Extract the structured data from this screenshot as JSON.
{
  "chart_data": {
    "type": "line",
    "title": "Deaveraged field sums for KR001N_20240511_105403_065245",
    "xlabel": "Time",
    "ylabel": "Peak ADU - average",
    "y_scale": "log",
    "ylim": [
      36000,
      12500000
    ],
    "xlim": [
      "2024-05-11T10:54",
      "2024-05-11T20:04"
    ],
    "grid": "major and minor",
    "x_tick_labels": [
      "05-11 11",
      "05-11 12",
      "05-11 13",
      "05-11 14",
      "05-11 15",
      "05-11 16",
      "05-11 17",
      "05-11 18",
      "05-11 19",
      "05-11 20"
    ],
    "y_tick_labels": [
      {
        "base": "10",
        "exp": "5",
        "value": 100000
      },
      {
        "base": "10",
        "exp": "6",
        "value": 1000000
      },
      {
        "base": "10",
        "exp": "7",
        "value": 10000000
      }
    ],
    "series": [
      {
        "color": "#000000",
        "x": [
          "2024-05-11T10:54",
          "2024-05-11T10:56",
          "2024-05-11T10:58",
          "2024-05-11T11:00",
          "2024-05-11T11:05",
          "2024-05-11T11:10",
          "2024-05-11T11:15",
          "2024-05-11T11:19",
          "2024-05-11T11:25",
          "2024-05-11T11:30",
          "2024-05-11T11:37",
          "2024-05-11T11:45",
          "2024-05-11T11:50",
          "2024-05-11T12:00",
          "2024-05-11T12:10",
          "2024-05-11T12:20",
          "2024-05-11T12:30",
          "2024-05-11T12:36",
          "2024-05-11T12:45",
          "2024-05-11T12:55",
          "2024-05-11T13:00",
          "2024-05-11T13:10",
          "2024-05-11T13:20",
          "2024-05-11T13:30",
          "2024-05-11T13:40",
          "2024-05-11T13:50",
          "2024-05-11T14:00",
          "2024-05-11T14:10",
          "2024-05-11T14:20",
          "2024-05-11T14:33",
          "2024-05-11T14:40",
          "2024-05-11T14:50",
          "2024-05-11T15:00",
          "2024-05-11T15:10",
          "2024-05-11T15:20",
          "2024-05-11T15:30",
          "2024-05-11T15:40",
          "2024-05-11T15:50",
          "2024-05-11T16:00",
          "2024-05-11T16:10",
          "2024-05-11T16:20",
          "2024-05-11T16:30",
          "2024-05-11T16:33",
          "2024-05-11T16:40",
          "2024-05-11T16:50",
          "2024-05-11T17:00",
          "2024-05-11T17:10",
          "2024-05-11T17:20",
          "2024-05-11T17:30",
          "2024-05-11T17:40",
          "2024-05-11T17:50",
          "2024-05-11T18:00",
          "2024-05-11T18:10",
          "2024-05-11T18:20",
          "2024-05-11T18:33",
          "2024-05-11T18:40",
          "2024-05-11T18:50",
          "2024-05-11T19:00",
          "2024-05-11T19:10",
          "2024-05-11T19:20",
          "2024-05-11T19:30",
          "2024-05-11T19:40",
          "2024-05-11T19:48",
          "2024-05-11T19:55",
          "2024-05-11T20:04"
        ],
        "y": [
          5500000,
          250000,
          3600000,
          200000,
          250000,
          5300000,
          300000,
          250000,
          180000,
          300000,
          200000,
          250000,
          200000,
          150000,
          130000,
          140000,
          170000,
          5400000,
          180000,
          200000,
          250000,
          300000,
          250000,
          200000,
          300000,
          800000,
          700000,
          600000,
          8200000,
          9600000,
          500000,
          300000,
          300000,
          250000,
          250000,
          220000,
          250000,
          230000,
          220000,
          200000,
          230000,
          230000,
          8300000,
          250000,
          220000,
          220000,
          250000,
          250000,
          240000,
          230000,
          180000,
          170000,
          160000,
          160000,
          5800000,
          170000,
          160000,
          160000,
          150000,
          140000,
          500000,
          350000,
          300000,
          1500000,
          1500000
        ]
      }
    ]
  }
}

------------------------------

What you have to do>
Please quote every record above exactly as it appears.

Completed exercise>
Extract the structured data from this screenshot as JSON.
{
  "chart_data": {
    "type": "line",
    "title": "Deaveraged field sums for KR001N_20240511_105403_065245",
    "xlabel": "Time",
    "ylabel": "Peak ADU - average",
    "y_scale": "log",
    "ylim": [
      36000,
      12500000
    ],
    "xlim": [
      "2024-05-11T10:54",
      "2024-05-11T20:04"
    ],
    "grid": "major and minor",
    "x_tick_labels": [
      "05-11 11",
      "05-11 12",
      "05-11 13",
      "05-11 14",
      "05-11 15",
      "05-11 16",
      "05-11 17",
      "05-11 18",
      "05-11 19",
      "05-11 20"
    ],
    "y_tick_labels": [
      {
        "base": "10",
        "exp": "5",
        "value": 100000
      },
      {
        "base": "10",
        "exp": "6",
        "value": 1000000
      },
      {
        "base": "10",
        "exp": "7",
        "value": 10000000
      }
    ],
    "series": [
      {
        "color": "#000000",
        "x": [
          "2024-05-11T10:54",
          "2024-05-11T10:56",
          "2024-05-11T10:58",
          "2024-05-11T11:00",
          "2024-05-11T11:05",
          "2024-05-11T11:10",
          "2024-05-11T11:15",
          "2024-05-11T11:19",
          "2024-05-11T11:25",
          "2024-05-11T11:30",
          "2024-05-11T11:37",
          "2024-05-11T11:45",
          "2024-05-11T11:50",
          "2024-05-11T12:00",
          "2024-05-11T12:10",
          "2024-05-11T12:20",
          "2024-05-11T12:30",
          "2024-05-11T12:36",
          "2024-05-11T12:45",
          "2024-05-11T12:55",
          "2024-05-11T13:00",
          "2024-05-11T13:10",
          "2024-05-11T13:20",
          "2024-05-11T13:30",
          "2024-05-11T13:40",
          "2024-05-11T13:50",
          "2024-05-11T14:00",
          "2024-05-11T14:10",
          "2024-05-11T14:20",
          "2024-05-11T14:33",
          "2024-05-11T14:40",
          "2024-05-11T14:50",
          "2024-05-11T15:00",
          "2024-05-11T15:10",
          "2024-05-11T15:20",
          "2024-05-11T15:30",
          "2024-05-11T15:40",
          "2024-05-11T15:50",
          "2024-05-11T16:00",
          "2024-05-11T16:10",
          "2024-05-11T16:20",
          "2024-05-11T16:30",
          "2024-05-11T16:33",
          "2024-05-11T16:40",
          "2024-05-11T16:50",
          "2024-05-11T17:00",
          "2024-05-11T17:10",
          "2024-05-11T17:20",
          "2024-05-11T17:30",
          "2024-05-11T17:40",
          "2024-05-11T17:50",
          "2024-05-11T18:00",
          "2024-05-11T18:10",
          "2024-05-11T18:20",
          "2024-05-11T18:33",
          "2024-05-11T18:40",
          "2024-05-11T18:50",
          "2024-05-11T19:00",
          "2024-05-11T19:10",
          "2024-05-11T19:20",
          "2024-05-11T19:30",
          "2024-05-11T19:40",
          "2024-05-11T19:48",
          "2024-05-11T19:55",
          "2024-05-11T20:04"
        ],
        "y": [
          5500000,
          250000,
          3600000,
          200000,
          250000,
          5300000,
          300000,
          250000,
          180000,
          300000,
          200000,
          250000,
          200000,
          150000,
          130000,
          140000,
          170000,
          5400000,
          180000,
          200000,
          250000,
          300000,
          250000,
          200000,
          300000,
          800000,
          700000,
          600000,
          8200000,
          9600000,
          500000,
          300000,
          300000,
          250000,
          250000,
          220000,
          250000,
          230000,
          220000,
          200000,
          230000,
          230000,
          8300000,
          250000,
          220000,
          220000,
          250000,
          250000,
          240000,
          230000,
          180000,
          170000,
          160000,
          160000,
          5800000,
          170000,
          160000,
          160000,
          150000,
          140000,
          500000,
          350000,
          300000,
          1500000,
          1500000
        ]
      }
    ]
  }
}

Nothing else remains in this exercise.